**Objective:** Reproduce word for word the stretch of the MERGE INTO walkthrough below from "id,first_name,email,sign_up_date,status,country" through "with the **new_users_source** table.".

**Text shown:**
2. View the **new_users_source** table. This table contains an additional column named **country**, which captures information about our new users. This column was not captured with the original data.


In [0]:
SELECT *
FROM new_users_source

id,first_name,email,sign_up_date,status,country
7,Kristi,kristi@theemail.com,2023-01-15,new,USA
8,Mohammad,mohammad@princessemail.com,2023-01-15,new,Pakistan
9,Christos,christos@example.com,2024-01-01,new,Greece


3. Use the `MERGE INTO` statement to update the target table **main_users_target** with the **new_users_source** table.

    The only change in this `MERGE INTO` statement is in the last `WHEN NOT MATCHED AND source.status='new' THEN` clause. Here, we added the **country** column to insert into the target table.

    Run the query and view the error:

    *Cannot resolve country in INSERT clause given columns target.id, target.first_name, target.email, target.sign_up_date, target.status.*

    Notice that the statement cannot resolve the **country** column in the INSERT clause.


In [0]:
--------------------------------------------
-- This query will return an ERROR
--------------------------------------------

MERGE INTO main_users_target target
USING new_users_source source
ON target.id = source.id
WHEN MATCHED AND source.status = 'update' THEN
  UPDATE SET 
    target.email = source.email,
    target.status = source.status
WHEN MATCHED AND source.status = 'delete' THEN
  DELETE
WHEN NOT MATCHED AND source.status = 'new' THEN
  INSERT (id, first_name, email, sign_up_date, status, country)
  VALUES (source.id, source.first_name, source.email, source.sign_up_date, source.status, source.country);

com.databricks.sql.transaction.tahoe.DeltaAnalysisException: [DELTA_MERGE_UNRESOLVED_EXPRESSION] Cannot resolve country in INSERT clause given columns target.id, target.first_name, target.email, target.sign_up_date, target.status.; line 5 pos 0
	at com.databricks.sql.transaction.tahoe.ResolveDeltaMergeInto$.$anonfun$throwIfNotResolved$3(ResolveDeltaMergeInto.scala:57)

**Raw data:**
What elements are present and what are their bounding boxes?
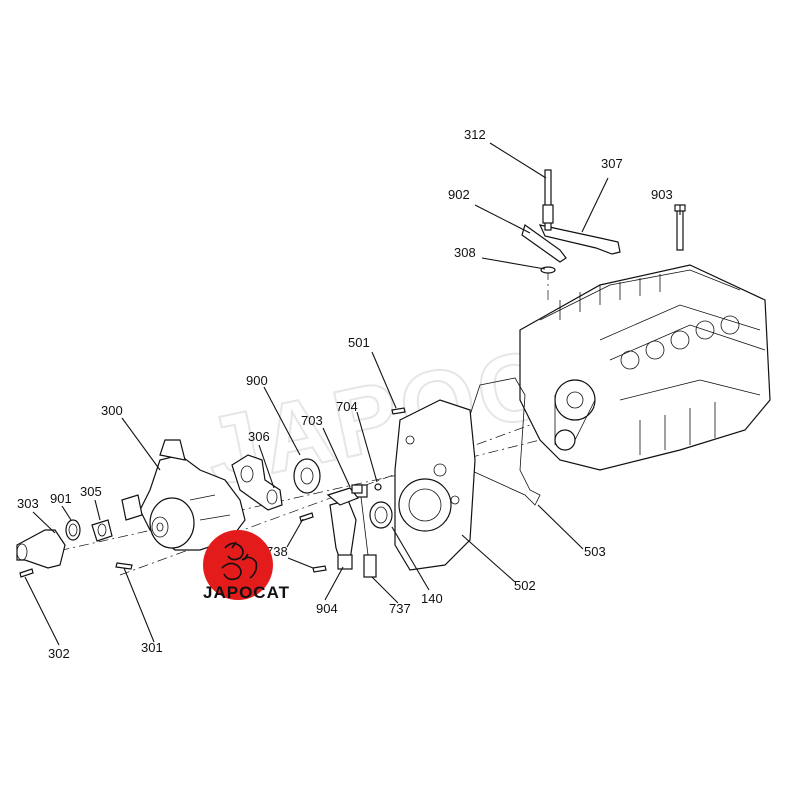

**Finished task:**
id,first_name,email,sign_up_date,status,country
7,Kristi,kristi@theemail.com,2023-01-15,new,USA
8,Mohammad,mohammad@princessemail.com,2023-01-15,new,Pakistan
9,Christos,christos@example.com,2024-01-01,new,Greece


3. Use the `MERGE INTO` statement to update the target table **main_users_target** with the **new_users_source** table.